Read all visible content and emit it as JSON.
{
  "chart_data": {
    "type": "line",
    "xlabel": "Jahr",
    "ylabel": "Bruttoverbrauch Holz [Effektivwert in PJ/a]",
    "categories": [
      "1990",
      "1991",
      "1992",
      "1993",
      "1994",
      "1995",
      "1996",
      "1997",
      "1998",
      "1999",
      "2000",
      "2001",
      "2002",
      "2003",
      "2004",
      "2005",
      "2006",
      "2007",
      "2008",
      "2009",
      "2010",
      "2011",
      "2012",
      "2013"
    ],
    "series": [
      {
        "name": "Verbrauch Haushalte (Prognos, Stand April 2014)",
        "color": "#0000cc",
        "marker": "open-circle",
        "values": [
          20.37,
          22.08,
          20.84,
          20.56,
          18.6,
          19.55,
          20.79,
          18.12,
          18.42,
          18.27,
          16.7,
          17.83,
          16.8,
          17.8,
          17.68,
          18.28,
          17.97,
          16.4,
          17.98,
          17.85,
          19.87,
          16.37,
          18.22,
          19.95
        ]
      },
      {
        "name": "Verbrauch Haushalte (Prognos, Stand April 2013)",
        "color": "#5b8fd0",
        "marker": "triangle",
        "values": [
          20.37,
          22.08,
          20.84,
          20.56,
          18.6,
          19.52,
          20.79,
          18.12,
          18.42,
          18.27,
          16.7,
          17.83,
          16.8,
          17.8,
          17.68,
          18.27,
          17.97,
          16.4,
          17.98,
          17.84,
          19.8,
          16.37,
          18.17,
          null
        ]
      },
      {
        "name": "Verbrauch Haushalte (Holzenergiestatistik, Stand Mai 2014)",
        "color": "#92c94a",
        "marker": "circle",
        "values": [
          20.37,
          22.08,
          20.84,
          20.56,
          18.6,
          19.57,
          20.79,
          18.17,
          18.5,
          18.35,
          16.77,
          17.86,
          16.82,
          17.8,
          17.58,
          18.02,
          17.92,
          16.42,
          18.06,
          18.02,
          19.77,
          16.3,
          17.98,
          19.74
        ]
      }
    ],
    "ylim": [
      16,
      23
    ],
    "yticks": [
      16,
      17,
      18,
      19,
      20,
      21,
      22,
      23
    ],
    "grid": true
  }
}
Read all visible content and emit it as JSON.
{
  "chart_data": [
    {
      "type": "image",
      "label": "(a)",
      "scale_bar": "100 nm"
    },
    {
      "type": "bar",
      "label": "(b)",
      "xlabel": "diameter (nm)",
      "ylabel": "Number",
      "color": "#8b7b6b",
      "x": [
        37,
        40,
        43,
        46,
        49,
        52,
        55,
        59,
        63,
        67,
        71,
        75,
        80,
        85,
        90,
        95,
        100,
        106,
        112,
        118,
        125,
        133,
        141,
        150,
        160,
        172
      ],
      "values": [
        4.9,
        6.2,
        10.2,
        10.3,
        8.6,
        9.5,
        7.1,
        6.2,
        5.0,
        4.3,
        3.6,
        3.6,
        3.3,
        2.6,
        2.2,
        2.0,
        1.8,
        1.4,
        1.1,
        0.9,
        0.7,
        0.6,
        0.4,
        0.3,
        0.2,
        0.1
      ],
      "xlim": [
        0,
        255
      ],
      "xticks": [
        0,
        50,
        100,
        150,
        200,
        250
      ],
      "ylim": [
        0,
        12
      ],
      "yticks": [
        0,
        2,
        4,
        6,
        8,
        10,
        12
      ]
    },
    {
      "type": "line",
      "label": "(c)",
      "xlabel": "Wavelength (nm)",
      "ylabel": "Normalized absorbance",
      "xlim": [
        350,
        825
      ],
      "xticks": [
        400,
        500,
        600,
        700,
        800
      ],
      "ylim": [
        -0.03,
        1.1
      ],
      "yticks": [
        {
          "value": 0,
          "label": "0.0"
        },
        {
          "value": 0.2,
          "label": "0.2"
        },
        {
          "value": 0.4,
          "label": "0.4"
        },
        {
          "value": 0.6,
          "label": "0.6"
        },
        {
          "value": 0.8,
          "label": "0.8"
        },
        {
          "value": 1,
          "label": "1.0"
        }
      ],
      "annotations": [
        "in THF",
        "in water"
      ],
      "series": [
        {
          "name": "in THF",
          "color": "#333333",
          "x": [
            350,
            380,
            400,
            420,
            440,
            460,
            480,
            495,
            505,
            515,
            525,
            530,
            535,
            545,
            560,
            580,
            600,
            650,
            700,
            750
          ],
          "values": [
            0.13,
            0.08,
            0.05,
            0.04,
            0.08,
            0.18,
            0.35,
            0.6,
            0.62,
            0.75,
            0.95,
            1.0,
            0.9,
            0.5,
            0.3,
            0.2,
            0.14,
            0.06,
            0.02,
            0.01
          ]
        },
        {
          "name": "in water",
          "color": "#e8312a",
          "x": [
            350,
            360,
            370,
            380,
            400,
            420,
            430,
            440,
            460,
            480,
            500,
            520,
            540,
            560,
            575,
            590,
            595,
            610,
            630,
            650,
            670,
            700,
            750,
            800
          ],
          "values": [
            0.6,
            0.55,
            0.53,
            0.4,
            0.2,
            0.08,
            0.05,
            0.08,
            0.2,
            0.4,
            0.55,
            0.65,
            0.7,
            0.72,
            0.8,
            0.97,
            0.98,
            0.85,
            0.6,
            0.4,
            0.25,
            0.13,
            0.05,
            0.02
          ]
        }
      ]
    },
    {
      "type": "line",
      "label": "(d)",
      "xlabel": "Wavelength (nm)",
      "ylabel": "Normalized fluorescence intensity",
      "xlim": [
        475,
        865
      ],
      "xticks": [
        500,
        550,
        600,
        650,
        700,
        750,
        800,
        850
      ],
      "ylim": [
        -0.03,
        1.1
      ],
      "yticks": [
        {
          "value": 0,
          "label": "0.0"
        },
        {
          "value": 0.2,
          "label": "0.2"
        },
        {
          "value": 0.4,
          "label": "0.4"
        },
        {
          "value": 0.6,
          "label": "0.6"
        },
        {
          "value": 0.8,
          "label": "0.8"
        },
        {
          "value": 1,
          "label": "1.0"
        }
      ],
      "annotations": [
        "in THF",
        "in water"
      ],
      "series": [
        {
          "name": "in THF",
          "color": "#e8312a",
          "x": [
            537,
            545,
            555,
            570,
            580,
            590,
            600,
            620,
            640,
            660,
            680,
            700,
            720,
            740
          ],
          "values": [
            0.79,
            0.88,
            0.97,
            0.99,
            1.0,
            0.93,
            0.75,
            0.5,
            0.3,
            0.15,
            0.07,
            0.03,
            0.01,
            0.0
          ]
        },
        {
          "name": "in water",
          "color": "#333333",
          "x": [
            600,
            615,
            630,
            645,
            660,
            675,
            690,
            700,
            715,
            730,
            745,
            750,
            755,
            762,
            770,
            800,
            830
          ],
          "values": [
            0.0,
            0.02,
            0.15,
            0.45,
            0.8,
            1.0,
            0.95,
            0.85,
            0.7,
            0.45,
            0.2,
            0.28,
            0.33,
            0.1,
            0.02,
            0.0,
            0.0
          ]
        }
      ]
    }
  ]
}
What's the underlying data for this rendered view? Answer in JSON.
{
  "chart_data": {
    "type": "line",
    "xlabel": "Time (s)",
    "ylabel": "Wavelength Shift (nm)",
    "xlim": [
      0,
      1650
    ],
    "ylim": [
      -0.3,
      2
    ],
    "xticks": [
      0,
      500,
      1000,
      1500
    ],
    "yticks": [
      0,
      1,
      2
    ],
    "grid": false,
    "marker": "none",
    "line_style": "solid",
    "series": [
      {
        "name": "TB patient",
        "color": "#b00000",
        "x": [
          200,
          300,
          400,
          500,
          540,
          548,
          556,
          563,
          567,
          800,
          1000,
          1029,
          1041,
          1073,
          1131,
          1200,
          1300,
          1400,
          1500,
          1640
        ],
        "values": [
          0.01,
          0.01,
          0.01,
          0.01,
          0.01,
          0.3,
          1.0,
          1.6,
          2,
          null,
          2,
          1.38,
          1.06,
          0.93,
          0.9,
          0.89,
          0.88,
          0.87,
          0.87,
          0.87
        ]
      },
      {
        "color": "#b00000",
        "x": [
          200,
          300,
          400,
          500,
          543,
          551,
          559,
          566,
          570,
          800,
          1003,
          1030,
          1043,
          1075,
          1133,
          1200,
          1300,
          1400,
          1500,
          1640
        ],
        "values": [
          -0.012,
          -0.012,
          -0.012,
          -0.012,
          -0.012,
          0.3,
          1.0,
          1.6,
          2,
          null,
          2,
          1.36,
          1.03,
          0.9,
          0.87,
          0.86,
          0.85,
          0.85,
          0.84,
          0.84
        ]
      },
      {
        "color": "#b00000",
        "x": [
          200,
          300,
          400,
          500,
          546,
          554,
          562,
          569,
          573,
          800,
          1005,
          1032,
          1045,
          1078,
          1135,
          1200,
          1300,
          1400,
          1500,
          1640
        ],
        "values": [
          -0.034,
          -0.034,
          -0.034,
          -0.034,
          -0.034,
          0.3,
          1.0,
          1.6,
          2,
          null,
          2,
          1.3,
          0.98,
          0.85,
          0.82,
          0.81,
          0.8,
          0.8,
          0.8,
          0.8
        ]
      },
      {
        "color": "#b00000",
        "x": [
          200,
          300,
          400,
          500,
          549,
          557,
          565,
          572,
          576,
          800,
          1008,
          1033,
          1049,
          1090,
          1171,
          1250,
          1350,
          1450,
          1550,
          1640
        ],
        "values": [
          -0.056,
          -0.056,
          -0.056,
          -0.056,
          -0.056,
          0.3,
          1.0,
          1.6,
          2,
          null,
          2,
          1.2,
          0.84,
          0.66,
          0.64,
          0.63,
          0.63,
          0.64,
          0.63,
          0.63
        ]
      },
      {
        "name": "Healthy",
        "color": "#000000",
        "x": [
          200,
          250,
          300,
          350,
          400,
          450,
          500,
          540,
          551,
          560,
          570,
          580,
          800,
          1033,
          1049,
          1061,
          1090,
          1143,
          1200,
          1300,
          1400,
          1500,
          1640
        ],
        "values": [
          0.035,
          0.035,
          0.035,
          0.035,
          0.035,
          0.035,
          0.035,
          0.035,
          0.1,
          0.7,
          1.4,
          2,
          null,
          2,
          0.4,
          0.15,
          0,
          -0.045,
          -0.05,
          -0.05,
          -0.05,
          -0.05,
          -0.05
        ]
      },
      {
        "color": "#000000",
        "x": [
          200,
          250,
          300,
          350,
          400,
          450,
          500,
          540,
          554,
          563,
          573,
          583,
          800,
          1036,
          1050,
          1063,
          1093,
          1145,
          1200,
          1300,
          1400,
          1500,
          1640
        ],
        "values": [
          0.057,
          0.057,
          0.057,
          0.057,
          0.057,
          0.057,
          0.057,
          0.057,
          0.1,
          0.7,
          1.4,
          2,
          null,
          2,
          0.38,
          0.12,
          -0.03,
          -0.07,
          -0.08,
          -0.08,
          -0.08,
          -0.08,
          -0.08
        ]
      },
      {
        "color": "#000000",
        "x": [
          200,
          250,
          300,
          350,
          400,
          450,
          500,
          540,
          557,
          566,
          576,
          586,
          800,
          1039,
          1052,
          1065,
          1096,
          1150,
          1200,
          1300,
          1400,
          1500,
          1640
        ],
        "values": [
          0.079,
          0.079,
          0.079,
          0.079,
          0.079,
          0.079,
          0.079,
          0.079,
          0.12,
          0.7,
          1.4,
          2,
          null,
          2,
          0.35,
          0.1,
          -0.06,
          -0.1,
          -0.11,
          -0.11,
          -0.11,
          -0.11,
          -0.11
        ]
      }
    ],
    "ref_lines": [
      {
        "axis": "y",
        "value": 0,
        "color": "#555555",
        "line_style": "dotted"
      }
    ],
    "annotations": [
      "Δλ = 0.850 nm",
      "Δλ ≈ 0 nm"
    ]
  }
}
+---+
▶ [Problem details]:
Wherever the string "marker" appears in the entries above, list that line.

▶ [Answer to the problem]:
        "marker": "open-circle",
        "marker": "triangle",
        "marker": "circle",
    "marker": "none",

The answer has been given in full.